── Records to use

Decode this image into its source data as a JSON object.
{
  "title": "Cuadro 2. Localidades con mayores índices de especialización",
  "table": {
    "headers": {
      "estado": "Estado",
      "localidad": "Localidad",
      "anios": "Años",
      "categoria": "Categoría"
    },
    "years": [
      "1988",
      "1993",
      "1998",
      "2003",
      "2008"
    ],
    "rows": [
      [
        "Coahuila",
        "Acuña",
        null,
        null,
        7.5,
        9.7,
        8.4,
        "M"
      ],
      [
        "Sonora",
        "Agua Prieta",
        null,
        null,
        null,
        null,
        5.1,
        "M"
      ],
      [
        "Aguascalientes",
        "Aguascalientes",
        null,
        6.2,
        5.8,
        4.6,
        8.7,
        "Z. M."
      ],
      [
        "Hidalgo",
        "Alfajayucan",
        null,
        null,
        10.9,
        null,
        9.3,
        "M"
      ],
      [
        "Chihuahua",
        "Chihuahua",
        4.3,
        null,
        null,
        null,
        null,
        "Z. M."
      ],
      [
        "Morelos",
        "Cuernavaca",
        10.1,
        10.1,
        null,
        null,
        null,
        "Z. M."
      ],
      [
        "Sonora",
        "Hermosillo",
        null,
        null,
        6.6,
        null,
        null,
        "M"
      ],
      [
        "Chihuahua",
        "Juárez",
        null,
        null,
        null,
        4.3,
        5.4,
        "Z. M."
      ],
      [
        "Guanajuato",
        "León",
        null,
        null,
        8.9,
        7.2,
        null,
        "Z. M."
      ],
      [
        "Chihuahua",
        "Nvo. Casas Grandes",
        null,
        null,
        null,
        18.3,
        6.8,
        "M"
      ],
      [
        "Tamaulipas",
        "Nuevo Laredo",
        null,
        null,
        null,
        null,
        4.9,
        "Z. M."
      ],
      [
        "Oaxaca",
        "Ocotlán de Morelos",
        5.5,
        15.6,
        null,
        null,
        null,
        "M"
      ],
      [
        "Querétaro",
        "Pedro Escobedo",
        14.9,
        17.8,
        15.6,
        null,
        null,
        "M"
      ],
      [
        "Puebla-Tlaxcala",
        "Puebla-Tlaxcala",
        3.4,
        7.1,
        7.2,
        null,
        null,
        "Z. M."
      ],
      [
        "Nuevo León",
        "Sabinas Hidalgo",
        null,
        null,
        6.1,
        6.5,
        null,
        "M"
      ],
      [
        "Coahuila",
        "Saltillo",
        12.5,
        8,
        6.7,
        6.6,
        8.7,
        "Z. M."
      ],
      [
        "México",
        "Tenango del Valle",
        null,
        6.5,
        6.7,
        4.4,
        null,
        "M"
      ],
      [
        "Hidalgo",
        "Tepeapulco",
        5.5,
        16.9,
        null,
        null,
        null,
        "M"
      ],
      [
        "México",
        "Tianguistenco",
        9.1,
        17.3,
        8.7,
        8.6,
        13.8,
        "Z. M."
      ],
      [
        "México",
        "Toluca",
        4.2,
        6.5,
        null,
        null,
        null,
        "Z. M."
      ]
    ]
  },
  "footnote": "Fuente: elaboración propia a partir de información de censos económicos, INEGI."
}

────

Task directions:
From the records above, extract each line exactly as shown.

Solution to this task:
Decode this image into its source data as a JSON object.
{
  "title": "Cuadro 2. Localidades con mayores índices de especialización",
  "table": {
    "headers": {
      "estado": "Estado",
      "localidad": "Localidad",
      "anios": "Años",
      "categoria": "Categoría"
    },
    "years": [
      "1988",
      "1993",
      "1998",
      "2003",
      "2008"
    ],
    "rows": [
      [
        "Coahuila",
        "Acuña",
        null,
        null,
        7.5,
        9.7,
        8.4,
        "M"
      ],
      [
        "Sonora",
        "Agua Prieta",
        null,
        null,
        null,
        null,
        5.1,
        "M"
      ],
      [
        "Aguascalientes",
        "Aguascalientes",
        null,
        6.2,
        5.8,
        4.6,
        8.7,
        "Z. M."
      ],
      [
        "Hidalgo",
        "Alfajayucan",
        null,
        null,
        10.9,
        null,
        9.3,
        "M"
      ],
      [
        "Chihuahua",
        "Chihuahua",
        4.3,
        null,
        null,
        null,
        null,
        "Z. M."
      ],
      [
        "Morelos",
        "Cuernavaca",
        10.1,
        10.1,
        null,
        null,
        null,
        "Z. M."
      ],
      [
        "Sonora",
        "Hermosillo",
        null,
        null,
        6.6,
        null,
        null,
        "M"
      ],
      [
        "Chihuahua",
        "Juárez",
        null,
        null,
        null,
        4.3,
        5.4,
        "Z. M."
      ],
      [
        "Guanajuato",
        "León",
        null,
        null,
        8.9,
        7.2,
        null,
        "Z. M."
      ],
      [
        "Chihuahua",
        "Nvo. Casas Grandes",
        null,
        null,
        null,
        18.3,
        6.8,
        "M"
      ],
      [
        "Tamaulipas",
        "Nuevo Laredo",
        null,
        null,
        null,
        null,
        4.9,
        "Z. M."
      ],
      [
        "Oaxaca",
        "Ocotlán de Morelos",
        5.5,
        15.6,
        null,
        null,
        null,
        "M"
      ],
      [
        "Querétaro",
        "Pedro Escobedo",
        14.9,
        17.8,
        15.6,
        null,
        null,
        "M"
      ],
      [
        "Puebla-Tlaxcala",
        "Puebla-Tlaxcala",
        3.4,
        7.1,
        7.2,
        null,
        null,
        "Z. M."
      ],
      [
        "Nuevo León",
        "Sabinas Hidalgo",
        null,
        null,
        6.1,
        6.5,
        null,
        "M"
      ],
      [
        "Coahuila",
        "Saltillo",
        12.5,
        8,
        6.7,
        6.6,
        8.7,
        "Z. M."
      ],
      [
        "México",
        "Tenango del Valle",
        null,
        6.5,
        6.7,
        4.4,
        null,
        "M"
      ],
      [
        "Hidalgo",
        "Tepeapulco",
        5.5,
        16.9,
        null,
        null,
        null,
        "M"
      ],
      [
        "México",
        "Tianguistenco",
        9.1,
        17.3,
        8.7,
        8.6,
        13.8,
        "Z. M."
      ],
      [
        "México",
        "Toluca",
        4.2,
        6.5,
        null,
        null,
        null,
        "Z. M."
      ]
    ]
  },
  "footnote": "Fuente: elaboración propia a partir de información de censos económicos, INEGI."
}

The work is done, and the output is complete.